Stored records
## BEGIN
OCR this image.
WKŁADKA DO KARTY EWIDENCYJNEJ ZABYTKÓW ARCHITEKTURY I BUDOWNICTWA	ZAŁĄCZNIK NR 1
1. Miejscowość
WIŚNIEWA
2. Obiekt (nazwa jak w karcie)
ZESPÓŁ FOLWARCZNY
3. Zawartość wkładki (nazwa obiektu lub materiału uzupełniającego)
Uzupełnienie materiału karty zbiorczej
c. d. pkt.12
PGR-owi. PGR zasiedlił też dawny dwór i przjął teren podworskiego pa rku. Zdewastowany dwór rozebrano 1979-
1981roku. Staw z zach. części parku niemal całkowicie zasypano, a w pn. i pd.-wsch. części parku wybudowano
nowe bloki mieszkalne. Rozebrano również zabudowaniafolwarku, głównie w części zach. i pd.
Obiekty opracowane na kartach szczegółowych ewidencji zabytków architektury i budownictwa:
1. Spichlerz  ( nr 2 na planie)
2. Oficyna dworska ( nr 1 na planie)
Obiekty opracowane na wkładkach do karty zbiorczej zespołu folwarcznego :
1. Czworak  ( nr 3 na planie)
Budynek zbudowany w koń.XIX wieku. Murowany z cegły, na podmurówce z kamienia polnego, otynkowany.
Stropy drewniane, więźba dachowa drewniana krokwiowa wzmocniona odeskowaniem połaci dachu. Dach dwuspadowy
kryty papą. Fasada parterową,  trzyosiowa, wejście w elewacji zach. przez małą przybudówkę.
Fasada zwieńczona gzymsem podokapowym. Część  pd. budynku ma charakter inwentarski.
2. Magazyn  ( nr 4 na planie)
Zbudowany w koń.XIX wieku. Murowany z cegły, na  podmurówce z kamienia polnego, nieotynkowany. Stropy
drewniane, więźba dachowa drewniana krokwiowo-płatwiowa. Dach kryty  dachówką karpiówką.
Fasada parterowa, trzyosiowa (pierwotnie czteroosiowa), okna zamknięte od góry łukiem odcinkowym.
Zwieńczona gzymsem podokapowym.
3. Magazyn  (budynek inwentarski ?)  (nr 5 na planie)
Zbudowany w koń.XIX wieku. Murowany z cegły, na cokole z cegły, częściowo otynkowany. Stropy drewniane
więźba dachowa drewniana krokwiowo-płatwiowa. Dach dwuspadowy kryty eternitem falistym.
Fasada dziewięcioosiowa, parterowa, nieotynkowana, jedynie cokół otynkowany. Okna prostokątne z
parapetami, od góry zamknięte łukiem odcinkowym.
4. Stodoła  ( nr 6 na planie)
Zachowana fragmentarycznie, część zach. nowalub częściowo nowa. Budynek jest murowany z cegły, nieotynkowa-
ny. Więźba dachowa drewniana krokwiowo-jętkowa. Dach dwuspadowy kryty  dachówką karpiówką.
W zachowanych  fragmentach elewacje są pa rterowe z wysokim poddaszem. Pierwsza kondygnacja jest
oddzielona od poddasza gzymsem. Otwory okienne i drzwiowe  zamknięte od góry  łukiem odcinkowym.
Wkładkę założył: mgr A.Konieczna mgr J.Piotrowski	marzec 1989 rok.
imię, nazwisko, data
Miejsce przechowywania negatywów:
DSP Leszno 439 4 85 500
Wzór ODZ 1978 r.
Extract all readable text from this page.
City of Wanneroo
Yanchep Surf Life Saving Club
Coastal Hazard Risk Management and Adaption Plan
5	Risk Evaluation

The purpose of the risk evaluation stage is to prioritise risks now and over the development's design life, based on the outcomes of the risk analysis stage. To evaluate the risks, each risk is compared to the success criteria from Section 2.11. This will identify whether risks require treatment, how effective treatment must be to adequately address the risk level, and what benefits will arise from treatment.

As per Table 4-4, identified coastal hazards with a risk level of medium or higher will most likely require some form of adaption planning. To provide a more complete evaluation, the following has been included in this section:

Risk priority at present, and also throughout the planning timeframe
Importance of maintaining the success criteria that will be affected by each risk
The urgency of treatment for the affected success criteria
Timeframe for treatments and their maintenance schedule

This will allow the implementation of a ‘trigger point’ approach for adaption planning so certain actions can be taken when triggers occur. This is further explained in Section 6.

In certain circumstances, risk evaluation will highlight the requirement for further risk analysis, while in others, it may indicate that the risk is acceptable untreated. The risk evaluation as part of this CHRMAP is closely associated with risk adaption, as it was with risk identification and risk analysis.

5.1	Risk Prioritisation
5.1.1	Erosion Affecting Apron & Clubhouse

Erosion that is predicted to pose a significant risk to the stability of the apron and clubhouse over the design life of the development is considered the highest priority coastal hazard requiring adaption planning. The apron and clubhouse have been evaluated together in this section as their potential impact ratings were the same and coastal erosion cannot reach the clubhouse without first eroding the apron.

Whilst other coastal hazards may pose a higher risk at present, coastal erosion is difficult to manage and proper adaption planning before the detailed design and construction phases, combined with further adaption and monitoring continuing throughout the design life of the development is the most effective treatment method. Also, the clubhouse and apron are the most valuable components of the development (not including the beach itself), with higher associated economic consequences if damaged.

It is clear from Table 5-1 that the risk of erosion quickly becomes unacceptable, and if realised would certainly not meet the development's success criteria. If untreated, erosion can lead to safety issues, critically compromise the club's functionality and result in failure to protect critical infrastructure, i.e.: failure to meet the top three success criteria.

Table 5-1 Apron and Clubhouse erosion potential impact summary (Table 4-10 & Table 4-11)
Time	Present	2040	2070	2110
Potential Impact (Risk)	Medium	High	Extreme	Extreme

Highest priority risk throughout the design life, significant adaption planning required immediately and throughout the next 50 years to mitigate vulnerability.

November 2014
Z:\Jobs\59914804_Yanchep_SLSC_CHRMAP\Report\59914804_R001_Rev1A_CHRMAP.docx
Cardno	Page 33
## END
▶ _Task statement_: Only a number is needed: how many lines of the material above contain "Obiekty"?

▶ _Result of the task_: 2